◆ GIVEN PASSAGE:
==============================

R&D: Multi-physics Modeling of Phase Change Memory Operations in Ge-rich Ge2 Sb2 Te5 Alloys

Journal of Applied Physics has published, in special collection Phase-change Materials and Their Applications, an article written by Robin Miquel, STMicroelectronics, 850 rue Jean Monnet, 38926 Crolles, France, Université Grenoble Alpes, CEA, Leti, F-38000 Grenoble, France, and Laboratoire de Physique de la Matière Condensée, Ecole Polytechnique, CNRS, Institut Polytechnique de Paris, 91128 Palaiseau, France, Thomas Cabout, STMicroelectronics, 850 rue Jean Monnet, 38926 Crolles, France, Olga Cueto, Université Grenoble Alpes, CEA, Leti, F-38000 Grenoble, France, Benoit Sklénard, Université Grenoble Alpes, CEA, Leti, F-38000 Grenoble, France, and Mathis Plapp, Laboratoire de Physique de la Matière Condensée, Ecole Polytechnique, CNRS, Institut Polytechnique de Paris, 91128 Palaiseau, France.

==============================

◆ EXCERPTED RECORDS:
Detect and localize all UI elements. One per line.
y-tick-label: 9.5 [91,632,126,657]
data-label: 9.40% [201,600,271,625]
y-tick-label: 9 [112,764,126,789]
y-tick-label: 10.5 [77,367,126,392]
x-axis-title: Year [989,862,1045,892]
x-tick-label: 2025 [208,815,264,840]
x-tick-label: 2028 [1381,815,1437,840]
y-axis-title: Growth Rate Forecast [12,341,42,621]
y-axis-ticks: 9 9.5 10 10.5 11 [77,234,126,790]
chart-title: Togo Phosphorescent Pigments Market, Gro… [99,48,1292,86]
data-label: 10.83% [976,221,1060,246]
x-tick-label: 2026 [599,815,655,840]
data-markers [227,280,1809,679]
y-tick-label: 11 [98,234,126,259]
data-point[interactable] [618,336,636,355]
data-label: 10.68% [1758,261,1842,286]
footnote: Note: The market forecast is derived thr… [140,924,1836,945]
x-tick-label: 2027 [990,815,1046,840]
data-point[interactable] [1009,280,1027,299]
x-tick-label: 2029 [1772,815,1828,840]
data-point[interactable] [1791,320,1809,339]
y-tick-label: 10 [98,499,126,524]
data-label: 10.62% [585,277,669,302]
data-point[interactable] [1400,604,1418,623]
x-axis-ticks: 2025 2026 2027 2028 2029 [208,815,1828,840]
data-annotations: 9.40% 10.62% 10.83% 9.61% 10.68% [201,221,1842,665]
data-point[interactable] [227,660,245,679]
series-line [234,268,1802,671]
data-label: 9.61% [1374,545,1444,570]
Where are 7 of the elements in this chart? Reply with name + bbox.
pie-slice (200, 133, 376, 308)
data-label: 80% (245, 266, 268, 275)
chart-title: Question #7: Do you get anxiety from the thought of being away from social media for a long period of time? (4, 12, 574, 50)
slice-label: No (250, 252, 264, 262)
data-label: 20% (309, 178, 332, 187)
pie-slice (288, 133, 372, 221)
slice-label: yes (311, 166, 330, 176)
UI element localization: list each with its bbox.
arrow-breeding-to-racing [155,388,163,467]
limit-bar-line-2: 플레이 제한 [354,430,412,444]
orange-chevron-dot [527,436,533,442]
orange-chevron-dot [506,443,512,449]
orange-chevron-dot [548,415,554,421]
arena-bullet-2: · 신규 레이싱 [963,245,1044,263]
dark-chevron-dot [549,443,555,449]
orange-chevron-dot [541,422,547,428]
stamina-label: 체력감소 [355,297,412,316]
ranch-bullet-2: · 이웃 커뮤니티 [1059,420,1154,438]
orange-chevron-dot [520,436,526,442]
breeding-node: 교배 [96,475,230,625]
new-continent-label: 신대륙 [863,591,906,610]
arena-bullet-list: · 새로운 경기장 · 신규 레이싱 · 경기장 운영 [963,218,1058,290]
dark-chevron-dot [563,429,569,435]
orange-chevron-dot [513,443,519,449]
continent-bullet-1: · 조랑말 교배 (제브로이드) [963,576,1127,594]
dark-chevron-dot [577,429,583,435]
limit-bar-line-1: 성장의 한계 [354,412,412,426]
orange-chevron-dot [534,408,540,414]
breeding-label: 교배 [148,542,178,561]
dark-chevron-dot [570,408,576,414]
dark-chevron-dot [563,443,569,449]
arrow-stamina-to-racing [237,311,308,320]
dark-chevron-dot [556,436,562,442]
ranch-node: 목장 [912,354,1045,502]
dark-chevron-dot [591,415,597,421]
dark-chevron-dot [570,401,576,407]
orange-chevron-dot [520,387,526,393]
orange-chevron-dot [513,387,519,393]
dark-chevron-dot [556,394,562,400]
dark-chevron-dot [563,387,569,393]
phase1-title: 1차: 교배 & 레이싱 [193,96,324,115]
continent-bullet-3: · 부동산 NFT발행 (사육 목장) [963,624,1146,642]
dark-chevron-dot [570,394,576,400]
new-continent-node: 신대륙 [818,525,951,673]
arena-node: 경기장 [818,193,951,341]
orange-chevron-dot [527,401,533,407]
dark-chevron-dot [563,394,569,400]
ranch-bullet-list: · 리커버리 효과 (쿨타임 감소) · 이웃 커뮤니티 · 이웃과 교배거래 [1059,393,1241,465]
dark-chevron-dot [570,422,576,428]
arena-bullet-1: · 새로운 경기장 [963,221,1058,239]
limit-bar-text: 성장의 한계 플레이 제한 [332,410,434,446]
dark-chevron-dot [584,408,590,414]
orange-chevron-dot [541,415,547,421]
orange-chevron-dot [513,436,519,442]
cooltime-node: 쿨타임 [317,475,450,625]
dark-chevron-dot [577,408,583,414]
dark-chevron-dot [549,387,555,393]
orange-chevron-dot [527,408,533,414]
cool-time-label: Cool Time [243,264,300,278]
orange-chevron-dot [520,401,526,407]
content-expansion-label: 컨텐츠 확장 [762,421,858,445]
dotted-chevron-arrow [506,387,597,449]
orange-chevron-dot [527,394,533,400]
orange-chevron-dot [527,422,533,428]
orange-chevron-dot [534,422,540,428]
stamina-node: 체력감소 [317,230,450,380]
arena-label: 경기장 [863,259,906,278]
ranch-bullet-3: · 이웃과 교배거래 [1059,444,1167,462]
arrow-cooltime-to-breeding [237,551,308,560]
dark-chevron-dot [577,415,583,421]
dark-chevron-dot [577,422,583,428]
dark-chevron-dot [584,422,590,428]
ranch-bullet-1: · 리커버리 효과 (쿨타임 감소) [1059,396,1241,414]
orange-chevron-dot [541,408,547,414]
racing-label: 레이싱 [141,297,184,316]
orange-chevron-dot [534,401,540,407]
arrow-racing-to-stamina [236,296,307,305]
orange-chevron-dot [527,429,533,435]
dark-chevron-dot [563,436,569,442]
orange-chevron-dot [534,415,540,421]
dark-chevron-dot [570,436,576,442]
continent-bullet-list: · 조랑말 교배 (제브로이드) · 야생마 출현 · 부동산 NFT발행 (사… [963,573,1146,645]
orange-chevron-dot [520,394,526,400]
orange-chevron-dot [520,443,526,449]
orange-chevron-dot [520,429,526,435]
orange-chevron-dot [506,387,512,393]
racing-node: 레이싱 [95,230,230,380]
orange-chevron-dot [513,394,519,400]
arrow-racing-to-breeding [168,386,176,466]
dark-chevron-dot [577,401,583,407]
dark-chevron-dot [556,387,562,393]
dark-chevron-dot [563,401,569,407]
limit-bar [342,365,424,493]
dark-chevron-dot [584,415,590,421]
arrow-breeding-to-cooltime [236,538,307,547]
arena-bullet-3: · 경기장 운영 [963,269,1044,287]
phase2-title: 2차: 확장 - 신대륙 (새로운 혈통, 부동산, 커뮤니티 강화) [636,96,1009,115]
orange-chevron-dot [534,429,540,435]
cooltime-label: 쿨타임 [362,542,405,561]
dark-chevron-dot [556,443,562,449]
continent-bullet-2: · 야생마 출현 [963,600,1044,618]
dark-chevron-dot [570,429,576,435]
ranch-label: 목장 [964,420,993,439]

==============================

◆ EXERCISES:
(a) According to the passage on phase change memory modeling, in which special collection of the Journal of Applied Physics did the article appear?
(b) Print the lines of the records from the first one through the line containing "data-point[interactable] [618,336,636,355]", keeping every character unchanged.

◆ OUTPUTS BY TASK:
(a) Phase-change Materials and Their Applications

(b)
Detect and localize all UI elements. One per line.
y-tick-label: 9.5 [91,632,126,657]
data-label: 9.40% [201,600,271,625]
y-tick-label: 9 [112,764,126,789]
y-tick-label: 10.5 [77,367,126,392]
x-axis-title: Year [989,862,1045,892]
x-tick-label: 2025 [208,815,264,840]
x-tick-label: 2028 [1381,815,1437,840]
y-axis-title: Growth Rate Forecast [12,341,42,621]
y-axis-ticks: 9 9.5 10 10.5 11 [77,234,126,790]
chart-title: Togo Phosphorescent Pigments Market, Gro… [99,48,1292,86]
data-label: 10.83% [976,221,1060,246]
x-tick-label: 2026 [599,815,655,840]
data-markers [227,280,1809,679]
y-tick-label: 11 [98,234,126,259]
data-point[interactable] [618,336,636,355]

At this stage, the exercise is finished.